Task prompt: Find the lines containing the word "certify" and copy every one of them.

(Stored data entries)
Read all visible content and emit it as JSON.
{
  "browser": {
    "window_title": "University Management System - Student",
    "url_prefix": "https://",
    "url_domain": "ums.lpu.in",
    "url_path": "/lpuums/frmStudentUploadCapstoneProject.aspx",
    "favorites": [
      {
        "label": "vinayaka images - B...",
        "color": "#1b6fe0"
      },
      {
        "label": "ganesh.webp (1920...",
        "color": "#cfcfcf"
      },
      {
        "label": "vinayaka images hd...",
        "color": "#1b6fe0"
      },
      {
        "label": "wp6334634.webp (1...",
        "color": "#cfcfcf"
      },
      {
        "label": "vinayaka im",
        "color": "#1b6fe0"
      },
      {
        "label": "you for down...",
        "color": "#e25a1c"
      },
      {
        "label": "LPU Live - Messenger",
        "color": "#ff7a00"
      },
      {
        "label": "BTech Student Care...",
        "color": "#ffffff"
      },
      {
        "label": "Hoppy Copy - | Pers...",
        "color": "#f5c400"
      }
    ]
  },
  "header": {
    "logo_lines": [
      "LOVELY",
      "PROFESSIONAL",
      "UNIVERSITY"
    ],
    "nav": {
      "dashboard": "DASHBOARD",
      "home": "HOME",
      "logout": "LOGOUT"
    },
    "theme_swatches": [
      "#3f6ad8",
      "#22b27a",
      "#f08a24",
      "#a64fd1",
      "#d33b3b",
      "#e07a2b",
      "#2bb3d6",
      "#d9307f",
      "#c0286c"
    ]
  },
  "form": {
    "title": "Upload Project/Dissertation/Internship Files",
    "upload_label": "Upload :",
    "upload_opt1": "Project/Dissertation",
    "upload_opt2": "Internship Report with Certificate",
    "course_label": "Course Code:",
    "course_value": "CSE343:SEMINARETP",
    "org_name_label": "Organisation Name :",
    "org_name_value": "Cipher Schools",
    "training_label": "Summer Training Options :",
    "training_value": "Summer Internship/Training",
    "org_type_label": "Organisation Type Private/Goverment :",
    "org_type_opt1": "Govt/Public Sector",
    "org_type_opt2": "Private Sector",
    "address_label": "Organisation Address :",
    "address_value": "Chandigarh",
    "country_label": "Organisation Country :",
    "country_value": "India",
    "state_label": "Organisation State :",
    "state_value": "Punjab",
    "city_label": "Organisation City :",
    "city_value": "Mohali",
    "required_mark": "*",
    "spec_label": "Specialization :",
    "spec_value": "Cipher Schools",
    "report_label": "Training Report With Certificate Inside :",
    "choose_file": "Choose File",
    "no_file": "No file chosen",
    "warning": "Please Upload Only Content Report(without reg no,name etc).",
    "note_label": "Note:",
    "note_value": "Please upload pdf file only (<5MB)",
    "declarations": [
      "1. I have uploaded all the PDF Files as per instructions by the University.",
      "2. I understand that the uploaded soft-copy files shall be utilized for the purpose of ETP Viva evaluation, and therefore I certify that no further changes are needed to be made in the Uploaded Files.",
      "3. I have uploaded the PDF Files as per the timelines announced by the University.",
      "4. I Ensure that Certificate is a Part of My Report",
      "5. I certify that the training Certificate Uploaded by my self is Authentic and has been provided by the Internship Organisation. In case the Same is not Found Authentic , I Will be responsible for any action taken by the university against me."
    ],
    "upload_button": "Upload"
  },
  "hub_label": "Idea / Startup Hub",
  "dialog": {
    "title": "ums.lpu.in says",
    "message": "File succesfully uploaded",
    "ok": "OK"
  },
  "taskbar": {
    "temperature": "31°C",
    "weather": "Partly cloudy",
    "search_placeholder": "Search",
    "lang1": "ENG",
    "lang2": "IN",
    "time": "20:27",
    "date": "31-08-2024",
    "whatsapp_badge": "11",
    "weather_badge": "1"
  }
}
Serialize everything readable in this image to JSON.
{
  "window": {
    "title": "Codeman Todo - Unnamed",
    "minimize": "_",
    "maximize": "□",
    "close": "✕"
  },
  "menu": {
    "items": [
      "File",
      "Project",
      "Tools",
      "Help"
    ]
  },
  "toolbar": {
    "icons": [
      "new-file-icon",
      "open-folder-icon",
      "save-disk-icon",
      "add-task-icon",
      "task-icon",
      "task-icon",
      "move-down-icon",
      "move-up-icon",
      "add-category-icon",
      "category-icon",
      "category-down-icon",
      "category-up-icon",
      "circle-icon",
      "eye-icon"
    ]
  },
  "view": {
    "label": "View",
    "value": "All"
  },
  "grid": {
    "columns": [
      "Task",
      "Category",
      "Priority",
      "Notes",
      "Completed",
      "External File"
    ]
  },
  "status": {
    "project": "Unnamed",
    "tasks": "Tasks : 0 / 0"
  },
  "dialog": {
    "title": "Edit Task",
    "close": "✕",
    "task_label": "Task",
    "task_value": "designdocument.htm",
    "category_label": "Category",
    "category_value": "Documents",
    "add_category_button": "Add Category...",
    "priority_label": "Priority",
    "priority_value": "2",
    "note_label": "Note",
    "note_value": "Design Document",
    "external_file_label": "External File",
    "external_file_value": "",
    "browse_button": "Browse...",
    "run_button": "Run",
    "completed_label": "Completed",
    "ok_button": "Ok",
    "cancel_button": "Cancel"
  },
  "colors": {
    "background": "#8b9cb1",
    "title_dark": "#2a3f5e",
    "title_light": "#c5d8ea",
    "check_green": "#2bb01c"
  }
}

Solution to the problem:
      "2. I understand that the uploaded soft-copy files shall be utilized for the purpose of ETP Viva evaluation, and therefore I certify that no further changes are needed to be made in the Uploaded Files.",
      "5. I certify that the training Certificate Uploaded by my self is Authentic and has been provided by the Internship Organisation. In case the Same is not Found Authentic , I Will be responsible for any action taken by the university against me."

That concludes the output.